### WHAT THE TASK ASKS
Could you copy every line from the material below in which "ylabel" appears?

(Entries with figure data)
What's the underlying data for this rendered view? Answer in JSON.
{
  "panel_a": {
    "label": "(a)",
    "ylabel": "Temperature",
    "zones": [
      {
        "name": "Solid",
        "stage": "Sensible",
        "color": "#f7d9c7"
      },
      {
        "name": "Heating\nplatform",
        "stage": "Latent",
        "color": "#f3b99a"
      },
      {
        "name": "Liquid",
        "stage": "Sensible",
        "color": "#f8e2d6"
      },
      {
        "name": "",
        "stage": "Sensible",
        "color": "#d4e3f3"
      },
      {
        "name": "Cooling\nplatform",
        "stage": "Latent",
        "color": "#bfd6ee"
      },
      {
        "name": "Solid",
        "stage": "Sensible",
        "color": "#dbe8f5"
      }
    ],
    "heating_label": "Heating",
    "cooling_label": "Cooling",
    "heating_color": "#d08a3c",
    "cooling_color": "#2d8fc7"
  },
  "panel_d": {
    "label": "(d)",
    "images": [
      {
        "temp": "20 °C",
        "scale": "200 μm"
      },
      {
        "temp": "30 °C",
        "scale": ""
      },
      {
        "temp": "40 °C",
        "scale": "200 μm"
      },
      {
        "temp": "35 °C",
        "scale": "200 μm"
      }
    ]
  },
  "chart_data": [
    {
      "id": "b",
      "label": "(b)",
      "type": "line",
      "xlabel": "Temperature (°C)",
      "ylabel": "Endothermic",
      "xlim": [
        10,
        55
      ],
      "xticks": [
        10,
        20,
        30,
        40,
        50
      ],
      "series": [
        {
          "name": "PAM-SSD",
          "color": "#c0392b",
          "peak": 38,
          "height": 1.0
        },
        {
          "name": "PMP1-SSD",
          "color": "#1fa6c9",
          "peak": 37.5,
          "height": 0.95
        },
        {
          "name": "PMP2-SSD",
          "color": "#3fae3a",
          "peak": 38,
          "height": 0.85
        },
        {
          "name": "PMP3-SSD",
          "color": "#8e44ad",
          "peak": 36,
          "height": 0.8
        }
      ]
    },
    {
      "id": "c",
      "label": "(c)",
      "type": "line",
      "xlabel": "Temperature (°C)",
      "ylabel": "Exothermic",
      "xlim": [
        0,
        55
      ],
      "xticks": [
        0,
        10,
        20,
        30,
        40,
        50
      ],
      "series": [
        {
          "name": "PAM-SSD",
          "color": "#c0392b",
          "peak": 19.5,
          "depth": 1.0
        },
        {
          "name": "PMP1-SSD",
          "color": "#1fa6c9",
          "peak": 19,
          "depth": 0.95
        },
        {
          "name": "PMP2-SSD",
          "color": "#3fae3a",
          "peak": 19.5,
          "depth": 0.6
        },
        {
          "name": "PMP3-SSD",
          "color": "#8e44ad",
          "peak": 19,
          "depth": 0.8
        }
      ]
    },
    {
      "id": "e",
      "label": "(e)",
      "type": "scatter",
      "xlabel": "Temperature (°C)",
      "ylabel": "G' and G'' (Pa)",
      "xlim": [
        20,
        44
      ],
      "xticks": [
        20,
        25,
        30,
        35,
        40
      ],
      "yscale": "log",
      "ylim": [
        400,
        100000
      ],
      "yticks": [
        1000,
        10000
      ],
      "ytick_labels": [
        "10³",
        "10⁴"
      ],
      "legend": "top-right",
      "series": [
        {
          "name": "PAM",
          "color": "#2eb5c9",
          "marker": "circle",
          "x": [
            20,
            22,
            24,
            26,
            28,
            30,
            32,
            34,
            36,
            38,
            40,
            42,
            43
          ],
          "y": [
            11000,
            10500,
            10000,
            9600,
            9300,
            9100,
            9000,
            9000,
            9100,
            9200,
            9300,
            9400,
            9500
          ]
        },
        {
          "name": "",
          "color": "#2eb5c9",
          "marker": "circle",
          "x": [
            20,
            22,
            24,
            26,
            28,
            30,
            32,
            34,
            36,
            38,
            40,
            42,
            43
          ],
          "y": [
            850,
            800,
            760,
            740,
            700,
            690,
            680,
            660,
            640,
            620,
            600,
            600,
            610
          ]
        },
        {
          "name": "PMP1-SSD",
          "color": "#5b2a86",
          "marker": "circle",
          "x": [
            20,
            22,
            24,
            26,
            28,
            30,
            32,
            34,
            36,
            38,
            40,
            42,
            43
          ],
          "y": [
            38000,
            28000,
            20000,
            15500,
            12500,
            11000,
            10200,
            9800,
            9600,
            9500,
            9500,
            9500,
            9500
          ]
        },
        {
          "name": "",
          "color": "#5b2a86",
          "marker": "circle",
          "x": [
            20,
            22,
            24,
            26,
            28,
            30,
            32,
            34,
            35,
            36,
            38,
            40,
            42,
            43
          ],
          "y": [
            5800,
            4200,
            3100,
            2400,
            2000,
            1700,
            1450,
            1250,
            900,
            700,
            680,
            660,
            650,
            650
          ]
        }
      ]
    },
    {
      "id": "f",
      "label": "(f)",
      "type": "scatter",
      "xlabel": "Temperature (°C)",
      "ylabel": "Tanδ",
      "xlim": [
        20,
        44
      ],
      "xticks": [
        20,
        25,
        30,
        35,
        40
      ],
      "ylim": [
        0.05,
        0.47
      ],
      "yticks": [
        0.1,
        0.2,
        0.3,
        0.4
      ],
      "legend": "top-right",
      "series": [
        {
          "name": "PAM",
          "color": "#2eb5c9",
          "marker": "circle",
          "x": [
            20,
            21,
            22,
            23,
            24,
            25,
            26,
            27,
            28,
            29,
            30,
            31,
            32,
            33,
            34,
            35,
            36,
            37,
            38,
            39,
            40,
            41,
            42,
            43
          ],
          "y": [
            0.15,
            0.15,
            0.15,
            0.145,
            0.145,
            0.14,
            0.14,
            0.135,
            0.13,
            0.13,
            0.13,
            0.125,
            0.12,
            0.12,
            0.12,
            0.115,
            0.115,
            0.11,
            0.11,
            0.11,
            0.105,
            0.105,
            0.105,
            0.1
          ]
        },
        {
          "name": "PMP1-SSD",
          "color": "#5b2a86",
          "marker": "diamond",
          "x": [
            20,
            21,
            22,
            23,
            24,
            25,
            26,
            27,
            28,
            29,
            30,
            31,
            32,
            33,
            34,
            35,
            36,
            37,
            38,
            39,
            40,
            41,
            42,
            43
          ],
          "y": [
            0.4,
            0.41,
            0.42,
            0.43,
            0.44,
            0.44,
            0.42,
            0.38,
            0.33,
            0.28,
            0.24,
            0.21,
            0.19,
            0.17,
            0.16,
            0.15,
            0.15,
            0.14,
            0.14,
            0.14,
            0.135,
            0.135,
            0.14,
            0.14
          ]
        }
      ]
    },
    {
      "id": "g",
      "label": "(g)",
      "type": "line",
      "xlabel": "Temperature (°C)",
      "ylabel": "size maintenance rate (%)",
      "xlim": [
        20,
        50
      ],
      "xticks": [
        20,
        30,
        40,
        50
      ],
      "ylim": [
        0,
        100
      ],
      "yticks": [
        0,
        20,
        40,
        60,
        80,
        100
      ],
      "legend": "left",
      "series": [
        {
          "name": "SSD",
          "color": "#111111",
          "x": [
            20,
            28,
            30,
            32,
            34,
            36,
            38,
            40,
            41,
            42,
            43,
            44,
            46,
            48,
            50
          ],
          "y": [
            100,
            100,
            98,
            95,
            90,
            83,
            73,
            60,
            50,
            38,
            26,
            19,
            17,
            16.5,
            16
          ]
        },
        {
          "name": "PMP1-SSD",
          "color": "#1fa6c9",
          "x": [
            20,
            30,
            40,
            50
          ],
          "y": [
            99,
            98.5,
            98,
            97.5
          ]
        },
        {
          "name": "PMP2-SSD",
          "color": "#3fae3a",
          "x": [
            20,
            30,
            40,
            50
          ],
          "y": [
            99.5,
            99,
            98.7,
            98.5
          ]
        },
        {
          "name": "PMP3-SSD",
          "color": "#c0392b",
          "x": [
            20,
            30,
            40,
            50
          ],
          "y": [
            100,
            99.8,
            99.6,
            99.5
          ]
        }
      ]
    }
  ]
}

### RESPONSE TO THE TASK
    "ylabel": "Temperature",
      "ylabel": "Endothermic",
      "ylabel": "Exothermic",
      "ylabel": "G' and G'' (Pa)",
      "ylabel": "Tanδ",
      "ylabel": "size maintenance rate (%)",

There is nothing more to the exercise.